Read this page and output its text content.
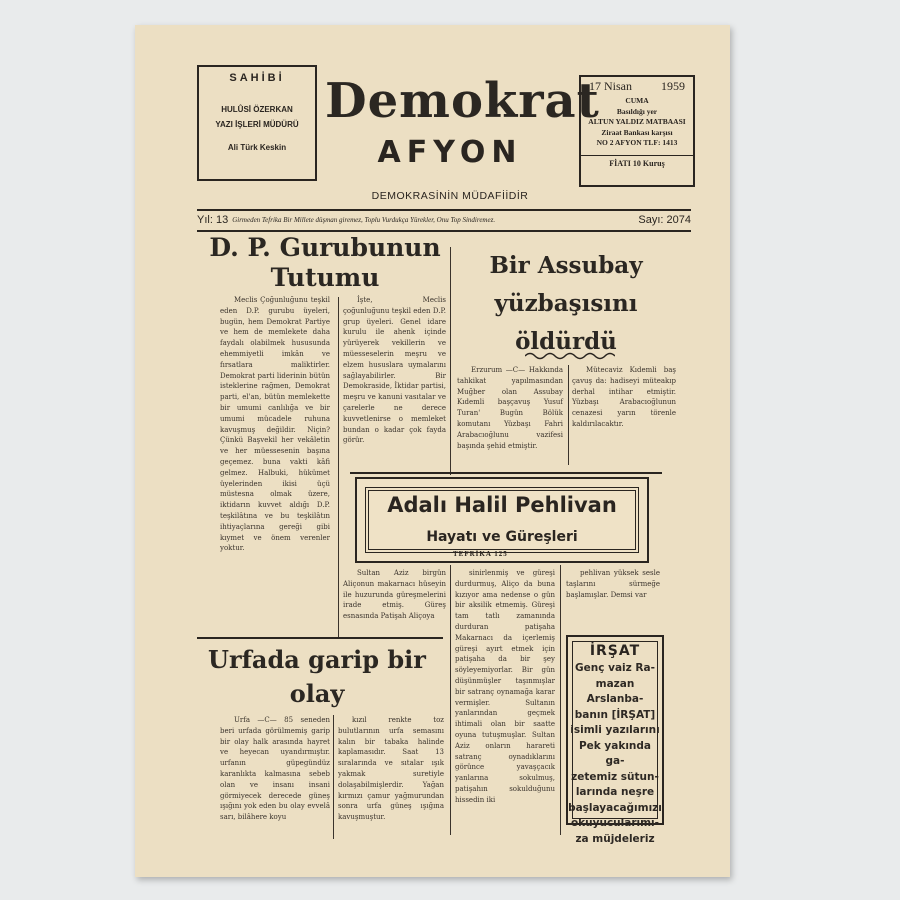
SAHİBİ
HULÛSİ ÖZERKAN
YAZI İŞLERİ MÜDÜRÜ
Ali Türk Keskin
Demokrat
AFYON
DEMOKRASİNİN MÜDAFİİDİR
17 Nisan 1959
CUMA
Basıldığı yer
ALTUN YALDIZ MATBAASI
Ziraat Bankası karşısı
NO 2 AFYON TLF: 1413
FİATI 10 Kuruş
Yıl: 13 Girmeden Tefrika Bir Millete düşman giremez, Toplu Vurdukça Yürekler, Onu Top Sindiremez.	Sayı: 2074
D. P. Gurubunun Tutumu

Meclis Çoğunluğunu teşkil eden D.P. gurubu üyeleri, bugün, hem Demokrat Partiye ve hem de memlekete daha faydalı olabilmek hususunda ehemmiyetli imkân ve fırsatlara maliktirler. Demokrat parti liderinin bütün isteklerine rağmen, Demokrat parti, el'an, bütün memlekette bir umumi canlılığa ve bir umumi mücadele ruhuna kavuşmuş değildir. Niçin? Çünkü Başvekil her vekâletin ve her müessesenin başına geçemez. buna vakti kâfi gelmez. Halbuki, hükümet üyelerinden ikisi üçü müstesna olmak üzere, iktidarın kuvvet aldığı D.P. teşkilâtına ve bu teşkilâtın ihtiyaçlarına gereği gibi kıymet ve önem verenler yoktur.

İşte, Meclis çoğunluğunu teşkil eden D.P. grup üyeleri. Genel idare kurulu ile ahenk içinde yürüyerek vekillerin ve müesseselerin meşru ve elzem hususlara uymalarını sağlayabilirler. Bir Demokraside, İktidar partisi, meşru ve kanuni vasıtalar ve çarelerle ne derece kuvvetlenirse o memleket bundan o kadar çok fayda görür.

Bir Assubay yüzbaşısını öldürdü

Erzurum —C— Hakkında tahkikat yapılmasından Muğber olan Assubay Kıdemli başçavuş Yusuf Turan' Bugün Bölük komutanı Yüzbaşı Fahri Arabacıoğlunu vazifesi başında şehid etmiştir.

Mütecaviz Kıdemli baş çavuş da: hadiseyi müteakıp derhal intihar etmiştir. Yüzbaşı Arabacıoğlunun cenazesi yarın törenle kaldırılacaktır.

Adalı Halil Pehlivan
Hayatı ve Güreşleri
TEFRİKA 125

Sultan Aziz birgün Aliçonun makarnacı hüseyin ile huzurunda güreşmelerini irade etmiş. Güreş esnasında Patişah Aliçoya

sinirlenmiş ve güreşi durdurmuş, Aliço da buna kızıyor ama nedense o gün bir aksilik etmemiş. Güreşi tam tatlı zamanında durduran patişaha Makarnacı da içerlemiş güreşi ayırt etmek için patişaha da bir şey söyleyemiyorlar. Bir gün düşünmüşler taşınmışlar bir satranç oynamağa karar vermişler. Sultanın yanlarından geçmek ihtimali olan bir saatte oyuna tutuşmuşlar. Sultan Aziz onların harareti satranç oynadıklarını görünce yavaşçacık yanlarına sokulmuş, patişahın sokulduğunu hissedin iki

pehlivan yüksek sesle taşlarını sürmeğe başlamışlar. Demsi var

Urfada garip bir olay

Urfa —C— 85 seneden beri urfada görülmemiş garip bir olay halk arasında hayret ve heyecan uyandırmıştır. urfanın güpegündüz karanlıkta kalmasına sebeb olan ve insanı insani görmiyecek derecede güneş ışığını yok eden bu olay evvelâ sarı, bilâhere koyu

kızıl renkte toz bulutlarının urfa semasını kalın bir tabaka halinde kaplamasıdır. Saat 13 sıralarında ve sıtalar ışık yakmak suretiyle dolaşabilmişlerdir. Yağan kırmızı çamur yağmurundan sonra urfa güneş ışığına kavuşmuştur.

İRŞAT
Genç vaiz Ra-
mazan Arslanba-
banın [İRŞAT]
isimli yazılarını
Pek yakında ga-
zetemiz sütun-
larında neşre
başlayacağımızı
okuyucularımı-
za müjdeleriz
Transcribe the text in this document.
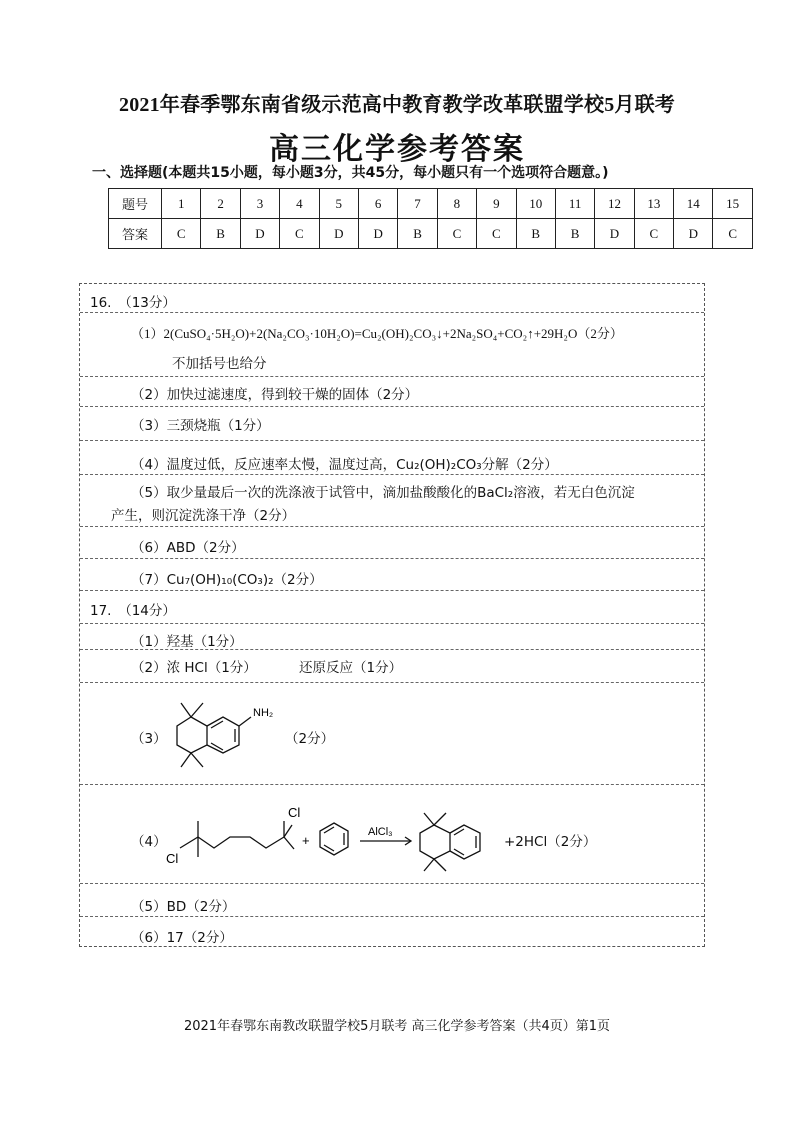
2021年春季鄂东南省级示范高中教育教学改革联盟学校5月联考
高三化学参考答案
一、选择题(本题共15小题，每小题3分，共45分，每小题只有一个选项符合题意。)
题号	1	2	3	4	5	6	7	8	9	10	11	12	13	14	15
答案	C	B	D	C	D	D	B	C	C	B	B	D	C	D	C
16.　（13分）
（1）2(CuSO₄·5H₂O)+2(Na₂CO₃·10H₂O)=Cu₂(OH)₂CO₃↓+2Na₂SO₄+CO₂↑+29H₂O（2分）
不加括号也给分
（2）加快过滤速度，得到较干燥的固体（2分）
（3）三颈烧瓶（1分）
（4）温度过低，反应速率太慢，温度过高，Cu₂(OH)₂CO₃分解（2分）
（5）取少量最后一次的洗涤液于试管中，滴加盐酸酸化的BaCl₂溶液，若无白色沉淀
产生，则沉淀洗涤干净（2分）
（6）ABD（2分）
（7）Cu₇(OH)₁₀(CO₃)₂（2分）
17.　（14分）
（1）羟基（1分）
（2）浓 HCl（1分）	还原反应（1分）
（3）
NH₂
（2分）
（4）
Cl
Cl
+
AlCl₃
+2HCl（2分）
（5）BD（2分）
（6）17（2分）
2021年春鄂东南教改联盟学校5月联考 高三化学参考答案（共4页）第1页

# # # # #

**Requirements:** Look through the lines above and collect those with the word "高三化学参考答案".

**Task answer:**
高三化学参考答案
2021年春鄂东南教改联盟学校5月联考 高三化学参考答案（共4页）第1页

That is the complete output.